# AIM OF THE TASK
Transcribe the lines below verbatim, skipping the images.
--- BEGIN THE INPUT ---
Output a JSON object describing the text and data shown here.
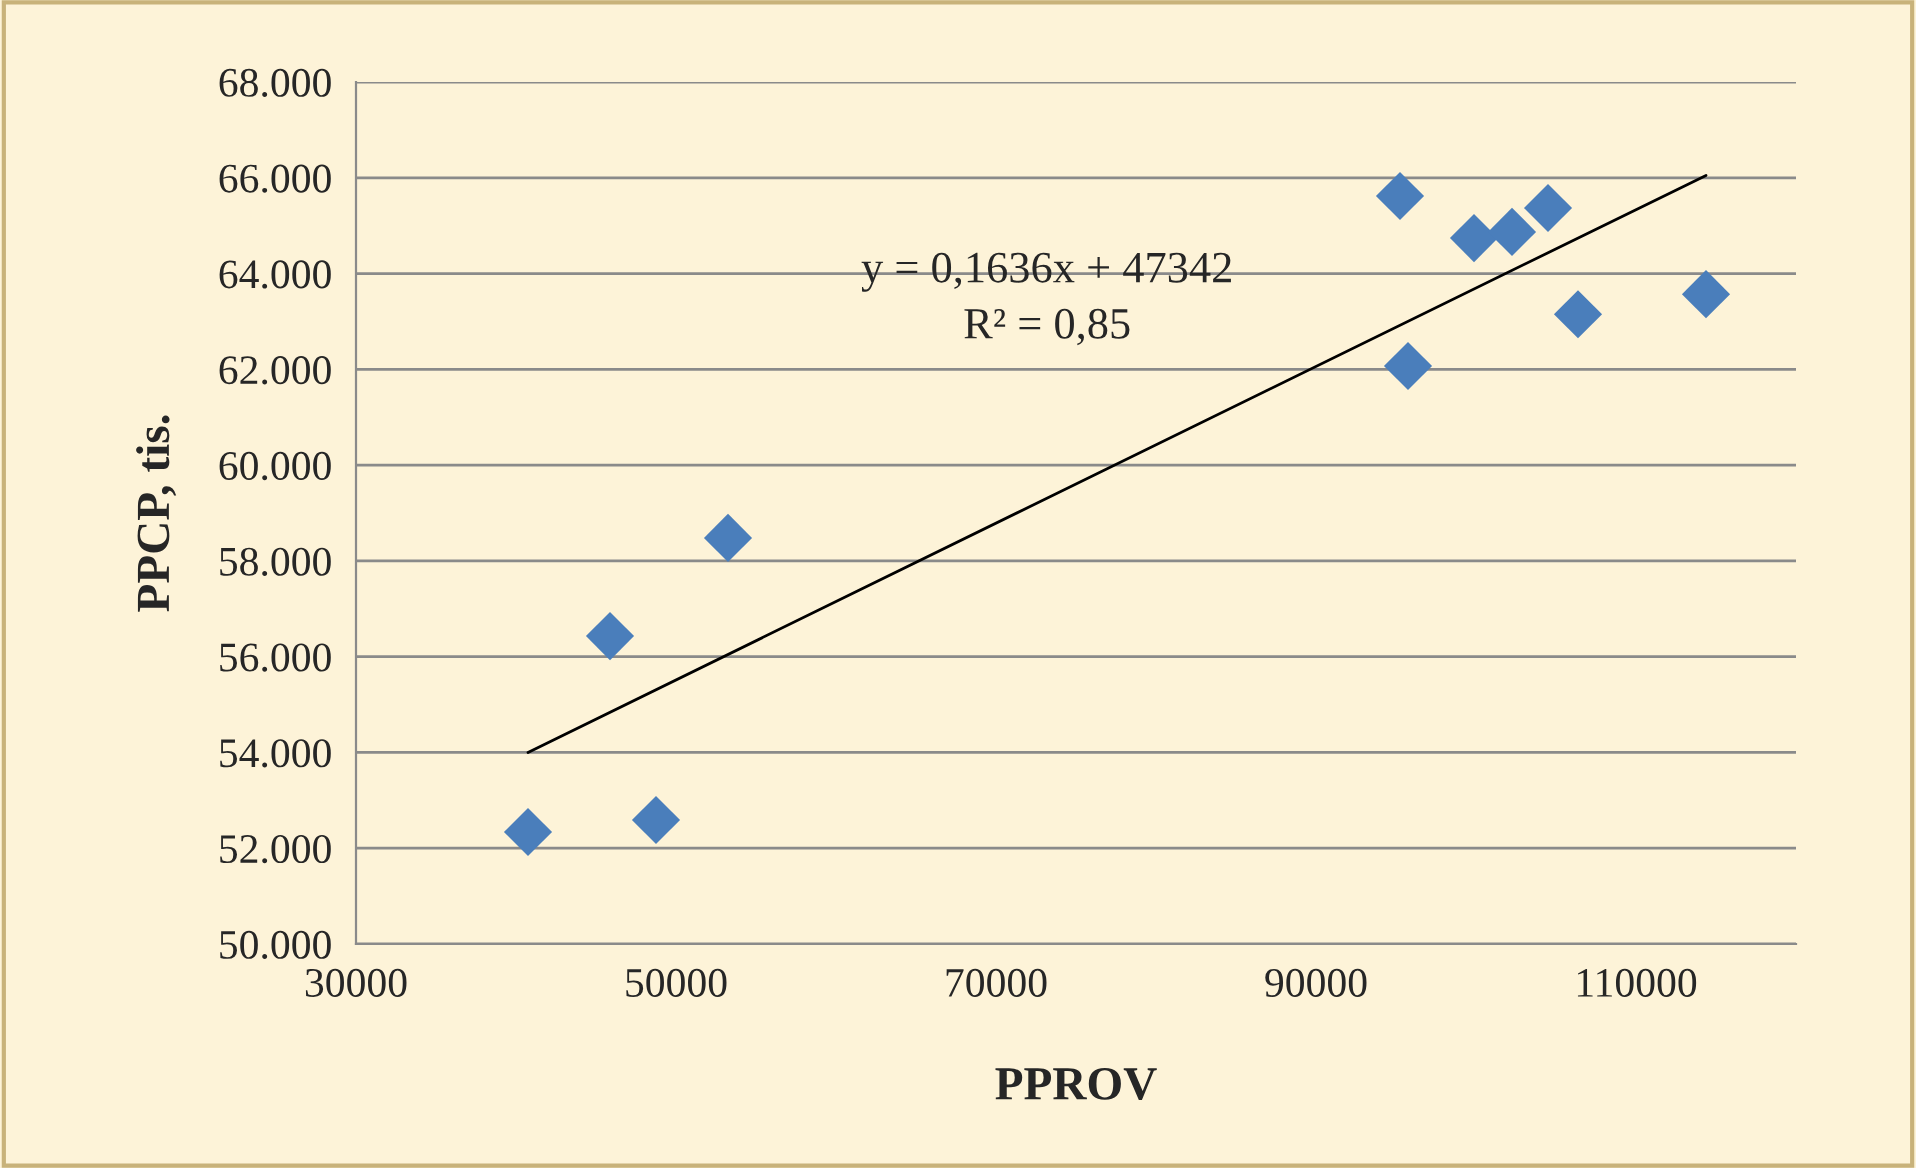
{
  "chart_data": {
    "type": "scatter",
    "xlabel": "PPROV",
    "ylabel": "PPCP, tis.",
    "series": [
      {
        "color": "#4a7ebb",
        "marker": "diamond",
        "x": [
          40750,
          45875,
          48750,
          53250,
          95250,
          95750,
          99875,
          102250,
          104500,
          106375,
          114375
        ],
        "values": [
          52340,
          56430,
          52590,
          58480,
          65620,
          62070,
          64740,
          64870,
          65370,
          63150,
          63570
        ]
      },
      {
        "type": "line",
        "color": "#000000",
        "marker": "none",
        "line_style": "solid",
        "x": [
          40750,
          114375
        ],
        "values": [
          54000,
          66050
        ]
      }
    ],
    "annotations": [
      "y = 0,1636x + 47342",
      "R² = 0,85"
    ],
    "xlim": [
      30000,
      120000
    ],
    "xticks": [
      30000,
      50000,
      70000,
      90000,
      110000
    ],
    "ylim": [
      50000,
      68000
    ],
    "yticks": [
      {
        "value": 50000,
        "label": "50.000"
      },
      {
        "value": 52000,
        "label": "52.000"
      },
      {
        "value": 54000,
        "label": "54.000"
      },
      {
        "value": 56000,
        "label": "56.000"
      },
      {
        "value": 58000,
        "label": "58.000"
      },
      {
        "value": 60000,
        "label": "60.000"
      },
      {
        "value": 62000,
        "label": "62.000"
      },
      {
        "value": 64000,
        "label": "64.000"
      },
      {
        "value": 66000,
        "label": "66.000"
      },
      {
        "value": 68000,
        "label": "68.000"
      }
    ],
    "grid": "y",
    "legend": false
  }
}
--- END THE INPUT ---
# FULL ANSWER
Output a JSON object describing the text and data shown here.
{
  "chart_data": {
    "type": "scatter",
    "xlabel": "PPROV",
    "ylabel": "PPCP, tis.",
    "series": [
      {
        "color": "#4a7ebb",
        "marker": "diamond",
        "x": [
          40750,
          45875,
          48750,
          53250,
          95250,
          95750,
          99875,
          102250,
          104500,
          106375,
          114375
        ],
        "values": [
          52340,
          56430,
          52590,
          58480,
          65620,
          62070,
          64740,
          64870,
          65370,
          63150,
          63570
        ]
      },
      {
        "type": "line",
        "color": "#000000",
        "marker": "none",
        "line_style": "solid",
        "x": [
          40750,
          114375
        ],
        "values": [
          54000,
          66050
        ]
      }
    ],
    "annotations": [
      "y = 0,1636x + 47342",
      "R² = 0,85"
    ],
    "xlim": [
      30000,
      120000
    ],
    "xticks": [
      30000,
      50000,
      70000,
      90000,
      110000
    ],
    "ylim": [
      50000,
      68000
    ],
    "yticks": [
      {
        "value": 50000,
        "label": "50.000"
      },
      {
        "value": 52000,
        "label": "52.000"
      },
      {
        "value": 54000,
        "label": "54.000"
      },
      {
        "value": 56000,
        "label": "56.000"
      },
      {
        "value": 58000,
        "label": "58.000"
      },
      {
        "value": 60000,
        "label": "60.000"
      },
      {
        "value": 62000,
        "label": "62.000"
      },
      {
        "value": 64000,
        "label": "64.000"
      },
      {
        "value": 66000,
        "label": "66.000"
      },
      {
        "value": 68000,
        "label": "68.000"
      }
    ],
    "grid": "y",
    "legend": false
  }
}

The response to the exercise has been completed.